▶ **WHAT IS REQUIRED**: Word for word, restate every line of the listing that follows.

▶ **TASK INPUT**:
>> Begin

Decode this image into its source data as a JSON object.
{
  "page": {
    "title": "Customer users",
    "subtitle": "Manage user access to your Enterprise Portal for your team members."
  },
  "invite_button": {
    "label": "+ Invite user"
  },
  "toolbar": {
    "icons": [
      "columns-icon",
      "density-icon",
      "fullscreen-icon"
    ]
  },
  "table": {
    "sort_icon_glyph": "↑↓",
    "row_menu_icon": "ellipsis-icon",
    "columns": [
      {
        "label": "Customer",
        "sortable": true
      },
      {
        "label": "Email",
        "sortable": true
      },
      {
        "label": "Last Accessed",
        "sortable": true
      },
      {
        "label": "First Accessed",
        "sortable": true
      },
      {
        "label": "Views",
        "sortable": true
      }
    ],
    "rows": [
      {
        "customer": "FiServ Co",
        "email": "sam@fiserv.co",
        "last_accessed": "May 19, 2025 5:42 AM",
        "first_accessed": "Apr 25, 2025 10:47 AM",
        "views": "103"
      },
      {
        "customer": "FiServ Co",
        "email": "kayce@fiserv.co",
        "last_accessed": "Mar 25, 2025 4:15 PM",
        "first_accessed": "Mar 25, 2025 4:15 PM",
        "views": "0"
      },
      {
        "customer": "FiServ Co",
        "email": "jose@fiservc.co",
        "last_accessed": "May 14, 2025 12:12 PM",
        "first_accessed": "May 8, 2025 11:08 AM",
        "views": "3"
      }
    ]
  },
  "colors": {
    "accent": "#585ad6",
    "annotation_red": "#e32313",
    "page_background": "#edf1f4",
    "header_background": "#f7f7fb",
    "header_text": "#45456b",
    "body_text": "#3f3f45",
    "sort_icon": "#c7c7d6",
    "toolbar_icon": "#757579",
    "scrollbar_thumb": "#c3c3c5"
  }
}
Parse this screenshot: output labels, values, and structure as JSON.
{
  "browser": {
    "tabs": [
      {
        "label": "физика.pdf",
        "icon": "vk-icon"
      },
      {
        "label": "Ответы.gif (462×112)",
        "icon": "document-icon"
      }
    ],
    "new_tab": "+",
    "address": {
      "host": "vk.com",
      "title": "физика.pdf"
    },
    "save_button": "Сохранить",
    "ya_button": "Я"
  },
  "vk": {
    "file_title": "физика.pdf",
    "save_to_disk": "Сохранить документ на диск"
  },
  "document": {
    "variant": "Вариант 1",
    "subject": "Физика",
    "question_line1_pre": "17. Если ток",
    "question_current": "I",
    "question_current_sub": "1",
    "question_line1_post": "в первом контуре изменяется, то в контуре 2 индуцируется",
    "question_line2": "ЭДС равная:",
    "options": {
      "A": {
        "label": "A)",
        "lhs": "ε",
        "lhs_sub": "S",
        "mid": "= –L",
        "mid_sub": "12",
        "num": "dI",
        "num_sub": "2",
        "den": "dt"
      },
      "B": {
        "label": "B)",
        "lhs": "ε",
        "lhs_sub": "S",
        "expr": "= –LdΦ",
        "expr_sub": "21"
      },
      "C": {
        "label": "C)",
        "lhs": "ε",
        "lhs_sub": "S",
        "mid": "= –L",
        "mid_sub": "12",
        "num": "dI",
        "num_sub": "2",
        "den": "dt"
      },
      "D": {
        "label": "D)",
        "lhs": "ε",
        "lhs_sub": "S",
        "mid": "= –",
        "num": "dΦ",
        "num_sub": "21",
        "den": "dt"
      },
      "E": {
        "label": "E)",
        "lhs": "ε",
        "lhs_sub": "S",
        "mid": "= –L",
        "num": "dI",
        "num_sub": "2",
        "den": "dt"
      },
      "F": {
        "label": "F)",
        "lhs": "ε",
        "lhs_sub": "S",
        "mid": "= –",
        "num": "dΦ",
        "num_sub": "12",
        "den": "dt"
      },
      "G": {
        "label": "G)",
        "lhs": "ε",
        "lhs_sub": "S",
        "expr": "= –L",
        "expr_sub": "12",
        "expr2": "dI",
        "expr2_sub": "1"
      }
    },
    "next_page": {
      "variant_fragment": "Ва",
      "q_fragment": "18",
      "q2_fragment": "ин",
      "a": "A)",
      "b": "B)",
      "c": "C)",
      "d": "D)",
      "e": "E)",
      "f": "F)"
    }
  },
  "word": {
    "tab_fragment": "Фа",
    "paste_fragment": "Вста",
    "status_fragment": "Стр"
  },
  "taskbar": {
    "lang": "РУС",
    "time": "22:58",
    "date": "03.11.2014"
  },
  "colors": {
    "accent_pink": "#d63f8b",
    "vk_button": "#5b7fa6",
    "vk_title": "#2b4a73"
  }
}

>> End

▶ **RESULT OF THE TASK**:
Decode this image into its source data as a JSON object.
{
  "page": {
    "title": "Customer users",
    "subtitle": "Manage user access to your Enterprise Portal for your team members."
  },
  "invite_button": {
    "label": "+ Invite user"
  },
  "toolbar": {
    "icons": [
      "columns-icon",
      "density-icon",
      "fullscreen-icon"
    ]
  },
  "table": {
    "sort_icon_glyph": "↑↓",
    "row_menu_icon": "ellipsis-icon",
    "columns": [
      {
        "label": "Customer",
        "sortable": true
      },
      {
        "label": "Email",
        "sortable": true
      },
      {
        "label": "Last Accessed",
        "sortable": true
      },
      {
        "label": "First Accessed",
        "sortable": true
      },
      {
        "label": "Views",
        "sortable": true
      }
    ],
    "rows": [
      {
        "customer": "FiServ Co",
        "email": "sam@fiserv.co",
        "last_accessed": "May 19, 2025 5:42 AM",
        "first_accessed": "Apr 25, 2025 10:47 AM",
        "views": "103"
      },
      {
        "customer": "FiServ Co",
        "email": "kayce@fiserv.co",
        "last_accessed": "Mar 25, 2025 4:15 PM",
        "first_accessed": "Mar 25, 2025 4:15 PM",
        "views": "0"
      },
      {
        "customer": "FiServ Co",
        "email": "jose@fiservc.co",
        "last_accessed": "May 14, 2025 12:12 PM",
        "first_accessed": "May 8, 2025 11:08 AM",
        "views": "3"
      }
    ]
  },
  "colors": {
    "accent": "#585ad6",
    "annotation_red": "#e32313",
    "page_background": "#edf1f4",
    "header_background": "#f7f7fb",
    "header_text": "#45456b",
    "body_text": "#3f3f45",
    "sort_icon": "#c7c7d6",
    "toolbar_icon": "#757579",
    "scrollbar_thumb": "#c3c3c5"
  }
}
Parse this screenshot: output labels, values, and structure as JSON.
{
  "browser": {
    "tabs": [
      {
        "label": "физика.pdf",
        "icon": "vk-icon"
      },
      {
        "label": "Ответы.gif (462×112)",
        "icon": "document-icon"
      }
    ],
    "new_tab": "+",
    "address": {
      "host": "vk.com",
      "title": "физика.pdf"
    },
    "save_button": "Сохранить",
    "ya_button": "Я"
  },
  "vk": {
    "file_title": "физика.pdf",
    "save_to_disk": "Сохранить документ на диск"
  },
  "document": {
    "variant": "Вариант 1",
    "subject": "Физика",
    "question_line1_pre": "17. Если ток",
    "question_current": "I",
    "question_current_sub": "1",
    "question_line1_post": "в первом контуре изменяется, то в контуре 2 индуцируется",
    "question_line2": "ЭДС равная:",
    "options": {
      "A": {
        "label": "A)",
        "lhs": "ε",
        "lhs_sub": "S",
        "mid": "= –L",
        "mid_sub": "12",
        "num": "dI",
        "num_sub": "2",
        "den": "dt"
      },
      "B": {
        "label": "B)",
        "lhs": "ε",
        "lhs_sub": "S",
        "expr": "= –LdΦ",
        "expr_sub": "21"
      },
      "C": {
        "label": "C)",
        "lhs": "ε",
        "lhs_sub": "S",
        "mid": "= –L",
        "mid_sub": "12",
        "num": "dI",
        "num_sub": "2",
        "den": "dt"
      },
      "D": {
        "label": "D)",
        "lhs": "ε",
        "lhs_sub": "S",
        "mid": "= –",
        "num": "dΦ",
        "num_sub": "21",
        "den": "dt"
      },
      "E": {
        "label": "E)",
        "lhs": "ε",
        "lhs_sub": "S",
        "mid": "= –L",
        "num": "dI",
        "num_sub": "2",
        "den": "dt"
      },
      "F": {
        "label": "F)",
        "lhs": "ε",
        "lhs_sub": "S",
        "mid": "= –",
        "num": "dΦ",
        "num_sub": "12",
        "den": "dt"
      },
      "G": {
        "label": "G)",
        "lhs": "ε",
        "lhs_sub": "S",
        "expr": "= –L",
        "expr_sub": "12",
        "expr2": "dI",
        "expr2_sub": "1"
      }
    },
    "next_page": {
      "variant_fragment": "Ва",
      "q_fragment": "18",
      "q2_fragment": "ин",
      "a": "A)",
      "b": "B)",
      "c": "C)",
      "d": "D)",
      "e": "E)",
      "f": "F)"
    }
  },
  "word": {
    "tab_fragment": "Фа",
    "paste_fragment": "Вста",
    "status_fragment": "Стр"
  },
  "taskbar": {
    "lang": "РУС",
    "time": "22:58",
    "date": "03.11.2014"
  },
  "colors": {
    "accent_pink": "#d63f8b",
    "vk_button": "#5b7fa6",
    "vk_title": "#2b4a73"
  }
}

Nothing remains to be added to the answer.